## Task requirements:
Transcribe the full listing below exactly.

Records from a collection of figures
[Start]

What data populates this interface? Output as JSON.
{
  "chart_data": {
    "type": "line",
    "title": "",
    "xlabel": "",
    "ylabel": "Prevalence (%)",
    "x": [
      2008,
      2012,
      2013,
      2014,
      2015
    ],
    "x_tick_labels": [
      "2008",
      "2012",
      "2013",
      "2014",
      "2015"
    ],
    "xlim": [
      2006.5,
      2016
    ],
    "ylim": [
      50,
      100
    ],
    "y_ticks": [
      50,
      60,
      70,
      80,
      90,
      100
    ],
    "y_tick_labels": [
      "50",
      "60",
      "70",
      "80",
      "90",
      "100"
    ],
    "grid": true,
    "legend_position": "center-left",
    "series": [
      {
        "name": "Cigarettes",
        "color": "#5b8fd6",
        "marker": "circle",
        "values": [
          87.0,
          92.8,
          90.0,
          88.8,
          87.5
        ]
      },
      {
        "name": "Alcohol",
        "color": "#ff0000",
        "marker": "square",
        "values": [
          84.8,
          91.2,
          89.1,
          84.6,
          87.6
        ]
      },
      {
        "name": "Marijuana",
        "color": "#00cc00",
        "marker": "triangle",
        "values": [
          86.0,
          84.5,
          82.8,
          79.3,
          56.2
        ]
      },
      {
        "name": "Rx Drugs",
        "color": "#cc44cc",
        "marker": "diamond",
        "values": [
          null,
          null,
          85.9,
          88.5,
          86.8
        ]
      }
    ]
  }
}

[End]

## Finished task:
What data populates this interface? Output as JSON.
{
  "chart_data": {
    "type": "line",
    "title": "",
    "xlabel": "",
    "ylabel": "Prevalence (%)",
    "x": [
      2008,
      2012,
      2013,
      2014,
      2015
    ],
    "x_tick_labels": [
      "2008",
      "2012",
      "2013",
      "2014",
      "2015"
    ],
    "xlim": [
      2006.5,
      2016
    ],
    "ylim": [
      50,
      100
    ],
    "y_ticks": [
      50,
      60,
      70,
      80,
      90,
      100
    ],
    "y_tick_labels": [
      "50",
      "60",
      "70",
      "80",
      "90",
      "100"
    ],
    "grid": true,
    "legend_position": "center-left",
    "series": [
      {
        "name": "Cigarettes",
        "color": "#5b8fd6",
        "marker": "circle",
        "values": [
          87.0,
          92.8,
          90.0,
          88.8,
          87.5
        ]
      },
      {
        "name": "Alcohol",
        "color": "#ff0000",
        "marker": "square",
        "values": [
          84.8,
          91.2,
          89.1,
          84.6,
          87.6
        ]
      },
      {
        "name": "Marijuana",
        "color": "#00cc00",
        "marker": "triangle",
        "values": [
          86.0,
          84.5,
          82.8,
          79.3,
          56.2
        ]
      },
      {
        "name": "Rx Drugs",
        "color": "#cc44cc",
        "marker": "diamond",
        "values": [
          null,
          null,
          85.9,
          88.5,
          86.8
        ]
      }
    ]
  }
}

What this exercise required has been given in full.